**Source records:**
[Start]
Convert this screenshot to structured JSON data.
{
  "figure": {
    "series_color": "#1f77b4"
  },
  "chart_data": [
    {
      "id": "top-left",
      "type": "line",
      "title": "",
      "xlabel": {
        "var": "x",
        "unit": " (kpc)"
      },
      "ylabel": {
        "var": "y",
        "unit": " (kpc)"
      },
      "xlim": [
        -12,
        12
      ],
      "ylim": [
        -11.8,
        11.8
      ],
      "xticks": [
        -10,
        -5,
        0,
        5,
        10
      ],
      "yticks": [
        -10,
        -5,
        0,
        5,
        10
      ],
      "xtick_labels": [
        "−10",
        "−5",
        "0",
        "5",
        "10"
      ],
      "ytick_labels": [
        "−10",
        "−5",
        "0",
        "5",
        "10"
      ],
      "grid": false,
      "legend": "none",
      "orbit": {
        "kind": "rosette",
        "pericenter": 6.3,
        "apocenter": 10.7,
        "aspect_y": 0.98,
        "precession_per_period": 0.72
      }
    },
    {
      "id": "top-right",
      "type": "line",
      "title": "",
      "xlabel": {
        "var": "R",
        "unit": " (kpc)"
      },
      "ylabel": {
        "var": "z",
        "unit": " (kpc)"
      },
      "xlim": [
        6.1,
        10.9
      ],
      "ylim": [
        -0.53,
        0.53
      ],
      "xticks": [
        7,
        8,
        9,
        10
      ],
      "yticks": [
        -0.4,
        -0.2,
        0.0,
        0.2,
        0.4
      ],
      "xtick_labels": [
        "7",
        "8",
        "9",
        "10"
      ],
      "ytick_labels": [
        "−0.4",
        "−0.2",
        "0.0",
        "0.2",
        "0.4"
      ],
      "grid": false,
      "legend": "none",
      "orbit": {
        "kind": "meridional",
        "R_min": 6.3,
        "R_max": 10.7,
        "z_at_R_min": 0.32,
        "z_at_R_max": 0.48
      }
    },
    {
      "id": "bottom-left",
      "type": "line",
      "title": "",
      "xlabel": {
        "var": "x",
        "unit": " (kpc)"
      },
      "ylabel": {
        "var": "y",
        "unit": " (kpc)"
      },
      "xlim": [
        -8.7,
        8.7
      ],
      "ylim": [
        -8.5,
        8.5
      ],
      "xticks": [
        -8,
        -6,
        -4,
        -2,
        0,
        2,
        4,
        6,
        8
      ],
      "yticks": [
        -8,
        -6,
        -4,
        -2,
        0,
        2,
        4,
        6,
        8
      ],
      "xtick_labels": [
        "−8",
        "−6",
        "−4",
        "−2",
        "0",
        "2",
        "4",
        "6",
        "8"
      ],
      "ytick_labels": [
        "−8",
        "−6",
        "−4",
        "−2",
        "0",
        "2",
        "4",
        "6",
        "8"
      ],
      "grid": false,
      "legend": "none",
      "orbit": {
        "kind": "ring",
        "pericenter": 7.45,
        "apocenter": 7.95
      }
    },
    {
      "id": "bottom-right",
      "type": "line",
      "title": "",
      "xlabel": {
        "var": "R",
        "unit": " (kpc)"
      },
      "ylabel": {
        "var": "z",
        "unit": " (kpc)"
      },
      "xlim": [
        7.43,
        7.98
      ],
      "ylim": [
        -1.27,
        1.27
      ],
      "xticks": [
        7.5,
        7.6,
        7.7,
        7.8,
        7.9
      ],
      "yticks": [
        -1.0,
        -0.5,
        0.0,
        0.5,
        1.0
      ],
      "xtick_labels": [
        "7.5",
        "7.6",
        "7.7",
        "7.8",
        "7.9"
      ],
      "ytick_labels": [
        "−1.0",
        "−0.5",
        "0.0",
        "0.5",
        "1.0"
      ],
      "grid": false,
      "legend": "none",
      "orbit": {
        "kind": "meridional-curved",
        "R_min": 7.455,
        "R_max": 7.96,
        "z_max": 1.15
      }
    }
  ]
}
[End]
**What you should do:** Quote every line of the data, word for word.

**In response:**
Convert this screenshot to structured JSON data.
{
  "figure": {
    "series_color": "#1f77b4"
  },
  "chart_data": [
    {
      "id": "top-left",
      "type": "line",
      "title": "",
      "xlabel": {
        "var": "x",
        "unit": " (kpc)"
      },
      "ylabel": {
        "var": "y",
        "unit": " (kpc)"
      },
      "xlim": [
        -12,
        12
      ],
      "ylim": [
        -11.8,
        11.8
      ],
      "xticks": [
        -10,
        -5,
        0,
        5,
        10
      ],
      "yticks": [
        -10,
        -5,
        0,
        5,
        10
      ],
      "xtick_labels": [
        "−10",
        "−5",
        "0",
        "5",
        "10"
      ],
      "ytick_labels": [
        "−10",
        "−5",
        "0",
        "5",
        "10"
      ],
      "grid": false,
      "legend": "none",
      "orbit": {
        "kind": "rosette",
        "pericenter": 6.3,
        "apocenter": 10.7,
        "aspect_y": 0.98,
        "precession_per_period": 0.72
      }
    },
    {
      "id": "top-right",
      "type": "line",
      "title": "",
      "xlabel": {
        "var": "R",
        "unit": " (kpc)"
      },
      "ylabel": {
        "var": "z",
        "unit": " (kpc)"
      },
      "xlim": [
        6.1,
        10.9
      ],
      "ylim": [
        -0.53,
        0.53
      ],
      "xticks": [
        7,
        8,
        9,
        10
      ],
      "yticks": [
        -0.4,
        -0.2,
        0.0,
        0.2,
        0.4
      ],
      "xtick_labels": [
        "7",
        "8",
        "9",
        "10"
      ],
      "ytick_labels": [
        "−0.4",
        "−0.2",
        "0.0",
        "0.2",
        "0.4"
      ],
      "grid": false,
      "legend": "none",
      "orbit": {
        "kind": "meridional",
        "R_min": 6.3,
        "R_max": 10.7,
        "z_at_R_min": 0.32,
        "z_at_R_max": 0.48
      }
    },
    {
      "id": "bottom-left",
      "type": "line",
      "title": "",
      "xlabel": {
        "var": "x",
        "unit": " (kpc)"
      },
      "ylabel": {
        "var": "y",
        "unit": " (kpc)"
      },
      "xlim": [
        -8.7,
        8.7
      ],
      "ylim": [
        -8.5,
        8.5
      ],
      "xticks": [
        -8,
        -6,
        -4,
        -2,
        0,
        2,
        4,
        6,
        8
      ],
      "yticks": [
        -8,
        -6,
        -4,
        -2,
        0,
        2,
        4,
        6,
        8
      ],
      "xtick_labels": [
        "−8",
        "−6",
        "−4",
        "−2",
        "0",
        "2",
        "4",
        "6",
        "8"
      ],
      "ytick_labels": [
        "−8",
        "−6",
        "−4",
        "−2",
        "0",
        "2",
        "4",
        "6",
        "8"
      ],
      "grid": false,
      "legend": "none",
      "orbit": {
        "kind": "ring",
        "pericenter": 7.45,
        "apocenter": 7.95
      }
    },
    {
      "id": "bottom-right",
      "type": "line",
      "title": "",
      "xlabel": {
        "var": "R",
        "unit": " (kpc)"
      },
      "ylabel": {
        "var": "z",
        "unit": " (kpc)"
      },
      "xlim": [
        7.43,
        7.98
      ],
      "ylim": [
        -1.27,
        1.27
      ],
      "xticks": [
        7.5,
        7.6,
        7.7,
        7.8,
        7.9
      ],
      "yticks": [
        -1.0,
        -0.5,
        0.0,
        0.5,
        1.0
      ],
      "xtick_labels": [
        "7.5",
        "7.6",
        "7.7",
        "7.8",
        "7.9"
      ],
      "ytick_labels": [
        "−1.0",
        "−0.5",
        "0.0",
        "0.5",
        "1.0"
      ],
      "grid": false,
      "legend": "none",
      "orbit": {
        "kind": "meridional-curved",
        "R_min": 7.455,
        "R_max": 7.96,
        "z_max": 1.15
      }
    }
  ]
}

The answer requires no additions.